Short exercise: Search the records for "this" and copy each line that holds it.

Given records:
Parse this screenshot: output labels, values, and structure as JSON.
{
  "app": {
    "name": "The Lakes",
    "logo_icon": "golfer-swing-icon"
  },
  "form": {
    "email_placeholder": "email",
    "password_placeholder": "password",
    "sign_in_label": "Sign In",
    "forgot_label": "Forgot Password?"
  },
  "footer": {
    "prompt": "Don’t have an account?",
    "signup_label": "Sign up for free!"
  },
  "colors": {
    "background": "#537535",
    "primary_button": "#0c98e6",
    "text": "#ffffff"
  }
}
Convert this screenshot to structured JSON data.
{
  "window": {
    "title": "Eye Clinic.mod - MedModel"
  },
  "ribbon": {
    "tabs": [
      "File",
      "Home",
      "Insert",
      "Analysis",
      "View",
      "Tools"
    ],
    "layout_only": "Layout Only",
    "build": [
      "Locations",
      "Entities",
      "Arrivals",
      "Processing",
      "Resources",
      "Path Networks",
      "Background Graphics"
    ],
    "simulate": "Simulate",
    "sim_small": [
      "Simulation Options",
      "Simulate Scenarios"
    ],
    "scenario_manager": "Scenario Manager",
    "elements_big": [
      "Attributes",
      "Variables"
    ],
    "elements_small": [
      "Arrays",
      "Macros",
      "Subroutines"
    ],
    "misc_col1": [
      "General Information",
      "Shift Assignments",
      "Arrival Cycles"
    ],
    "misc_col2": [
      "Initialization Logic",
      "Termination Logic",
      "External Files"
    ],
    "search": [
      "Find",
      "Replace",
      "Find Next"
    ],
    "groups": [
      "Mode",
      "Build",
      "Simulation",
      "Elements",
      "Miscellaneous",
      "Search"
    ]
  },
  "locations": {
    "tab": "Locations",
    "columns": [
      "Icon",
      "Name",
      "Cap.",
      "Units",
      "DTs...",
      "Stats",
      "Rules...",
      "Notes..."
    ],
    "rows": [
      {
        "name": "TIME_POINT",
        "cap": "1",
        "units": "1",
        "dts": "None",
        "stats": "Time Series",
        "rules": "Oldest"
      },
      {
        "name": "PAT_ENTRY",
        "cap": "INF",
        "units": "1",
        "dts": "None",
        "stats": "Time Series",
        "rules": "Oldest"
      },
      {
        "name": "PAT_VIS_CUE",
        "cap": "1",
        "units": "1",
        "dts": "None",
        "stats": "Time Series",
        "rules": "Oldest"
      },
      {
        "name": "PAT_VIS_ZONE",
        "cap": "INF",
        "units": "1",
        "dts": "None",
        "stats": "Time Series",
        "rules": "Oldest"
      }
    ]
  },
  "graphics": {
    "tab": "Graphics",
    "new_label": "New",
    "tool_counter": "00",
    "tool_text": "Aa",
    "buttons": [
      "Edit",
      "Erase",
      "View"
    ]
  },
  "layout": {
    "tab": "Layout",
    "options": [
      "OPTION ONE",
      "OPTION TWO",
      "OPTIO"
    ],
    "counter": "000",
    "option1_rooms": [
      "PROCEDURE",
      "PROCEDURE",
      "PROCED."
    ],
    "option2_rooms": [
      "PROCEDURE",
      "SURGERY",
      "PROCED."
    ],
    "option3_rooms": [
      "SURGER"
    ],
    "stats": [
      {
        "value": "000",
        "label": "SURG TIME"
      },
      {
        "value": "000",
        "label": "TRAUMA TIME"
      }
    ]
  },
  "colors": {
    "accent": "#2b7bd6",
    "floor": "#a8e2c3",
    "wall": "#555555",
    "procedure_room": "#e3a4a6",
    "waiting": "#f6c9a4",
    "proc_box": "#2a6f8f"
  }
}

Expected output:
Parse this screenshot: output labels, values, and structure as JSON.
Convert this screenshot to structured JSON data.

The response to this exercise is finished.